*WHAT IS EXPECTED:* Every entry must be repeated exactly. Exclude all pictures.

*DATASET CONTENT:*
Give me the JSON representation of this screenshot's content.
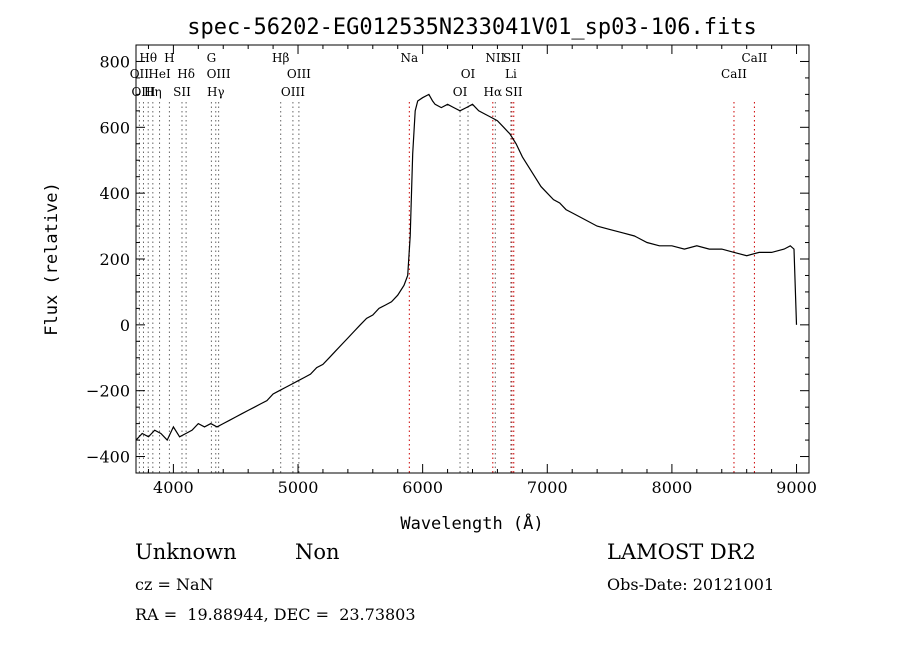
{
  "chart_data": {
    "type": "line",
    "title": "spec-56202-EG012535N233041V01_sp03-106.fits",
    "xlabel": "Wavelength (Å)",
    "ylabel": "Flux (relative)",
    "xlim": [
      3700,
      9100
    ],
    "ylim": [
      -450,
      850
    ],
    "x_ticks": [
      4000,
      5000,
      6000,
      7000,
      8000,
      9000
    ],
    "y_ticks": [
      -400,
      -200,
      0,
      200,
      400,
      600,
      800
    ],
    "grid": false,
    "series": [
      {
        "x": [
          3700,
          3750,
          3800,
          3850,
          3900,
          3950,
          4000,
          4050,
          4100,
          4150,
          4200,
          4250,
          4300,
          4350,
          4400,
          4450,
          4500,
          4550,
          4600,
          4650,
          4700,
          4750,
          4800,
          4850,
          4900,
          4950,
          5000,
          5050,
          5100,
          5150,
          5200,
          5250,
          5300,
          5350,
          5400,
          5450,
          5500,
          5550,
          5600,
          5650,
          5700,
          5750,
          5800,
          5850,
          5880,
          5900,
          5920,
          5940,
          5960,
          6000,
          6050,
          6080,
          6100,
          6150,
          6200,
          6250,
          6300,
          6350,
          6400,
          6450,
          6500,
          6550,
          6600,
          6650,
          6700,
          6750,
          6800,
          6850,
          6900,
          6950,
          7000,
          7050,
          7100,
          7150,
          7200,
          7300,
          7400,
          7500,
          7600,
          7700,
          7800,
          7900,
          8000,
          8100,
          8200,
          8300,
          8400,
          8500,
          8600,
          8700,
          8800,
          8900,
          8950,
          8980,
          9000
        ],
        "values": [
          -350,
          -330,
          -340,
          -320,
          -330,
          -350,
          -310,
          -340,
          -330,
          -320,
          -300,
          -310,
          -300,
          -310,
          -300,
          -290,
          -280,
          -270,
          -260,
          -250,
          -240,
          -230,
          -210,
          -200,
          -190,
          -180,
          -170,
          -160,
          -150,
          -130,
          -120,
          -100,
          -80,
          -60,
          -40,
          -20,
          0,
          20,
          30,
          50,
          60,
          70,
          90,
          120,
          150,
          270,
          520,
          650,
          680,
          690,
          700,
          680,
          670,
          660,
          670,
          660,
          650,
          660,
          670,
          650,
          640,
          630,
          620,
          600,
          580,
          550,
          510,
          480,
          450,
          420,
          400,
          380,
          370,
          350,
          340,
          320,
          300,
          290,
          280,
          270,
          250,
          240,
          240,
          230,
          240,
          230,
          230,
          220,
          210,
          220,
          220,
          230,
          240,
          230,
          0
        ]
      }
    ],
    "line_markers": [
      {
        "label": "Hθ",
        "wavelength": 3798,
        "row": 0
      },
      {
        "label": "OII",
        "wavelength": 3727,
        "row": 1
      },
      {
        "label": "OIII",
        "wavelength": 3760,
        "row": 2
      },
      {
        "label": "HeI",
        "wavelength": 3889,
        "row": 1
      },
      {
        "label": "Hη",
        "wavelength": 3835,
        "row": 2
      },
      {
        "label": "H",
        "wavelength": 3968,
        "row": 0
      },
      {
        "label": "Hδ",
        "wavelength": 4102,
        "row": 1
      },
      {
        "label": "SII",
        "wavelength": 4069,
        "row": 2
      },
      {
        "label": "G",
        "wavelength": 4305,
        "row": 0
      },
      {
        "label": "OIII",
        "wavelength": 4363,
        "row": 1
      },
      {
        "label": "Hγ",
        "wavelength": 4340,
        "row": 2
      },
      {
        "label": "Hβ",
        "wavelength": 4861,
        "row": 0
      },
      {
        "label": "OIII",
        "wavelength": 5007,
        "row": 1
      },
      {
        "label": "OIII",
        "wavelength": 4959,
        "row": 2
      },
      {
        "label": "Na",
        "wavelength": 5893,
        "row": 0
      },
      {
        "label": "OI",
        "wavelength": 6364,
        "row": 1
      },
      {
        "label": "OI",
        "wavelength": 6300,
        "row": 2
      },
      {
        "label": "NII",
        "wavelength": 6583,
        "row": 0
      },
      {
        "label": "SII",
        "wavelength": 6716,
        "row": 0
      },
      {
        "label": "Li",
        "wavelength": 6708,
        "row": 1
      },
      {
        "label": "Hα",
        "wavelength": 6563,
        "row": 2
      },
      {
        "label": "SII",
        "wavelength": 6731,
        "row": 2
      },
      {
        "label": "CaII",
        "wavelength": 8662,
        "row": 0
      },
      {
        "label": "CaII",
        "wavelength": 8498,
        "row": 1
      }
    ],
    "red_lines": [
      5893,
      6563,
      6716,
      6731,
      8498,
      8662
    ]
  },
  "info": {
    "class": "Unknown",
    "subclass": "Non",
    "survey": "LAMOST DR2",
    "cz": "cz = NaN",
    "obs_date": "Obs-Date: 20121001",
    "coords": "RA =  19.88944, DEC =  23.73803"
  }
}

*ANSWER FOR THIS EXERCISE:*
Give me the JSON representation of this screenshot's content.
{
  "chart_data": {
    "type": "line",
    "title": "spec-56202-EG012535N233041V01_sp03-106.fits",
    "xlabel": "Wavelength (Å)",
    "ylabel": "Flux (relative)",
    "xlim": [
      3700,
      9100
    ],
    "ylim": [
      -450,
      850
    ],
    "x_ticks": [
      4000,
      5000,
      6000,
      7000,
      8000,
      9000
    ],
    "y_ticks": [
      -400,
      -200,
      0,
      200,
      400,
      600,
      800
    ],
    "grid": false,
    "series": [
      {
        "x": [
          3700,
          3750,
          3800,
          3850,
          3900,
          3950,
          4000,
          4050,
          4100,
          4150,
          4200,
          4250,
          4300,
          4350,
          4400,
          4450,
          4500,
          4550,
          4600,
          4650,
          4700,
          4750,
          4800,
          4850,
          4900,
          4950,
          5000,
          5050,
          5100,
          5150,
          5200,
          5250,
          5300,
          5350,
          5400,
          5450,
          5500,
          5550,
          5600,
          5650,
          5700,
          5750,
          5800,
          5850,
          5880,
          5900,
          5920,
          5940,
          5960,
          6000,
          6050,
          6080,
          6100,
          6150,
          6200,
          6250,
          6300,
          6350,
          6400,
          6450,
          6500,
          6550,
          6600,
          6650,
          6700,
          6750,
          6800,
          6850,
          6900,
          6950,
          7000,
          7050,
          7100,
          7150,
          7200,
          7300,
          7400,
          7500,
          7600,
          7700,
          7800,
          7900,
          8000,
          8100,
          8200,
          8300,
          8400,
          8500,
          8600,
          8700,
          8800,
          8900,
          8950,
          8980,
          9000
        ],
        "values": [
          -350,
          -330,
          -340,
          -320,
          -330,
          -350,
          -310,
          -340,
          -330,
          -320,
          -300,
          -310,
          -300,
          -310,
          -300,
          -290,
          -280,
          -270,
          -260,
          -250,
          -240,
          -230,
          -210,
          -200,
          -190,
          -180,
          -170,
          -160,
          -150,
          -130,
          -120,
          -100,
          -80,
          -60,
          -40,
          -20,
          0,
          20,
          30,
          50,
          60,
          70,
          90,
          120,
          150,
          270,
          520,
          650,
          680,
          690,
          700,
          680,
          670,
          660,
          670,
          660,
          650,
          660,
          670,
          650,
          640,
          630,
          620,
          600,
          580,
          550,
          510,
          480,
          450,
          420,
          400,
          380,
          370,
          350,
          340,
          320,
          300,
          290,
          280,
          270,
          250,
          240,
          240,
          230,
          240,
          230,
          230,
          220,
          210,
          220,
          220,
          230,
          240,
          230,
          0
        ]
      }
    ],
    "line_markers": [
      {
        "label": "Hθ",
        "wavelength": 3798,
        "row": 0
      },
      {
        "label": "OII",
        "wavelength": 3727,
        "row": 1
      },
      {
        "label": "OIII",
        "wavelength": 3760,
        "row": 2
      },
      {
        "label": "HeI",
        "wavelength": 3889,
        "row": 1
      },
      {
        "label": "Hη",
        "wavelength": 3835,
        "row": 2
      },
      {
        "label": "H",
        "wavelength": 3968,
        "row": 0
      },
      {
        "label": "Hδ",
        "wavelength": 4102,
        "row": 1
      },
      {
        "label": "SII",
        "wavelength": 4069,
        "row": 2
      },
      {
        "label": "G",
        "wavelength": 4305,
        "row": 0
      },
      {
        "label": "OIII",
        "wavelength": 4363,
        "row": 1
      },
      {
        "label": "Hγ",
        "wavelength": 4340,
        "row": 2
      },
      {
        "label": "Hβ",
        "wavelength": 4861,
        "row": 0
      },
      {
        "label": "OIII",
        "wavelength": 5007,
        "row": 1
      },
      {
        "label": "OIII",
        "wavelength": 4959,
        "row": 2
      },
      {
        "label": "Na",
        "wavelength": 5893,
        "row": 0
      },
      {
        "label": "OI",
        "wavelength": 6364,
        "row": 1
      },
      {
        "label": "OI",
        "wavelength": 6300,
        "row": 2
      },
      {
        "label": "NII",
        "wavelength": 6583,
        "row": 0
      },
      {
        "label": "SII",
        "wavelength": 6716,
        "row": 0
      },
      {
        "label": "Li",
        "wavelength": 6708,
        "row": 1
      },
      {
        "label": "Hα",
        "wavelength": 6563,
        "row": 2
      },
      {
        "label": "SII",
        "wavelength": 6731,
        "row": 2
      },
      {
        "label": "CaII",
        "wavelength": 8662,
        "row": 0
      },
      {
        "label": "CaII",
        "wavelength": 8498,
        "row": 1
      }
    ],
    "red_lines": [
      5893,
      6563,
      6716,
      6731,
      8498,
      8662
    ]
  },
  "info": {
    "class": "Unknown",
    "subclass": "Non",
    "survey": "LAMOST DR2",
    "cz": "cz = NaN",
    "obs_date": "Obs-Date: 20121001",
    "coords": "RA =  19.88944, DEC =  23.73803"
  }
}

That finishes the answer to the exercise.